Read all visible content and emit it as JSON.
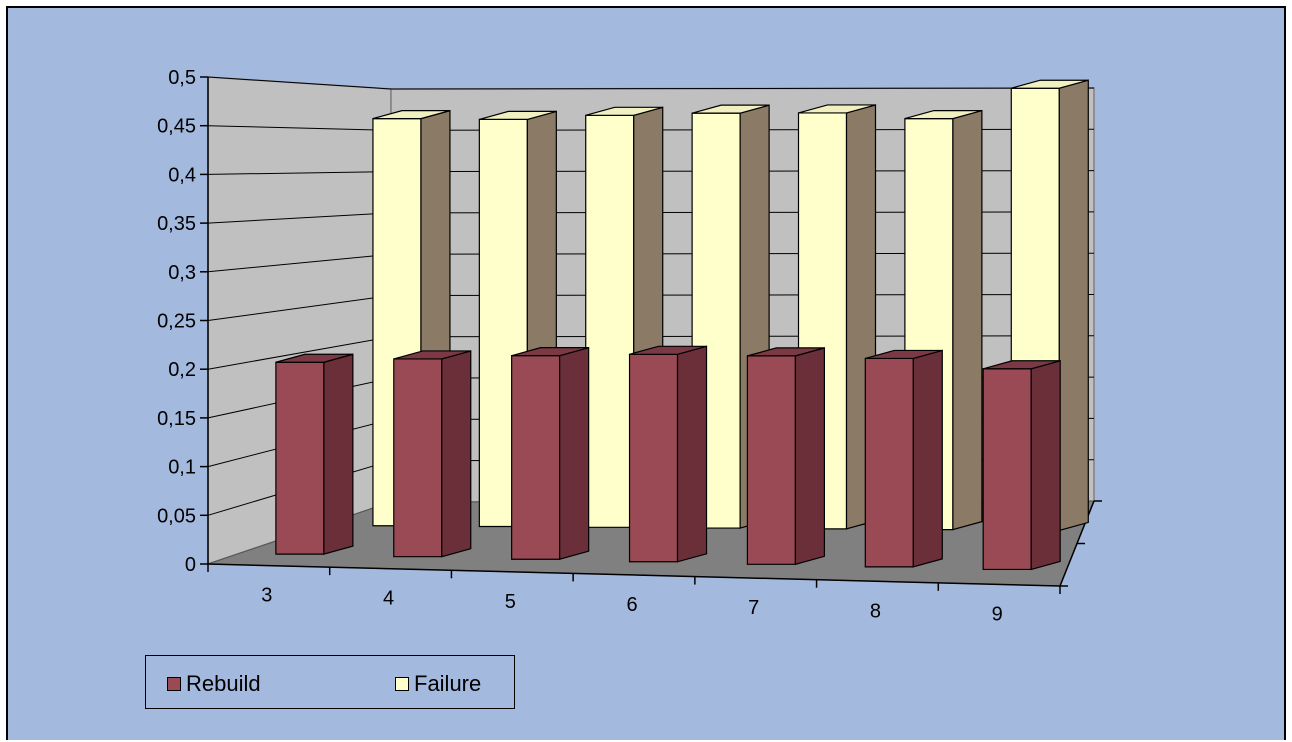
{
  "chart_data": {
    "type": "bar",
    "categories": [
      "3",
      "4",
      "5",
      "6",
      "7",
      "8",
      "9"
    ],
    "series": [
      {
        "name": "Rebuild",
        "color": "#994a55",
        "values": [
          0.197,
          0.203,
          0.209,
          0.213,
          0.214,
          0.214,
          0.206
        ]
      },
      {
        "name": "Failure",
        "color": "#ffffcc",
        "values": [
          0.418,
          0.418,
          0.423,
          0.426,
          0.427,
          0.422,
          0.454
        ]
      }
    ],
    "yticks": [
      "0",
      "0,05",
      "0,1",
      "0,15",
      "0,2",
      "0,25",
      "0,3",
      "0,35",
      "0,4",
      "0,45",
      "0,5"
    ],
    "ylim": [
      0,
      0.5
    ],
    "legend_position": "bottom-left",
    "grid": true,
    "colors": {
      "background": "#a4b9de",
      "wall": "#c0c0c0",
      "floor": "#808080",
      "gridline": "#000000",
      "rebuild_side": "#6b2f3a",
      "rebuild_top": "#7a3945",
      "failure_side": "#8a7a66",
      "failure_top": "#f0f0c0"
    }
  }
}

*WORK TO BE COMPLETED*.
Except for the pictures, print the data above exactly.

*EXPECTED OUTPUT*.
Read all visible content and emit it as JSON.
{
  "chart_data": {
    "type": "bar",
    "categories": [
      "3",
      "4",
      "5",
      "6",
      "7",
      "8",
      "9"
    ],
    "series": [
      {
        "name": "Rebuild",
        "color": "#994a55",
        "values": [
          0.197,
          0.203,
          0.209,
          0.213,
          0.214,
          0.214,
          0.206
        ]
      },
      {
        "name": "Failure",
        "color": "#ffffcc",
        "values": [
          0.418,
          0.418,
          0.423,
          0.426,
          0.427,
          0.422,
          0.454
        ]
      }
    ],
    "yticks": [
      "0",
      "0,05",
      "0,1",
      "0,15",
      "0,2",
      "0,25",
      "0,3",
      "0,35",
      "0,4",
      "0,45",
      "0,5"
    ],
    "ylim": [
      0,
      0.5
    ],
    "legend_position": "bottom-left",
    "grid": true,
    "colors": {
      "background": "#a4b9de",
      "wall": "#c0c0c0",
      "floor": "#808080",
      "gridline": "#000000",
      "rebuild_side": "#6b2f3a",
      "rebuild_top": "#7a3945",
      "failure_side": "#8a7a66",
      "failure_top": "#f0f0c0"
    }
  }
}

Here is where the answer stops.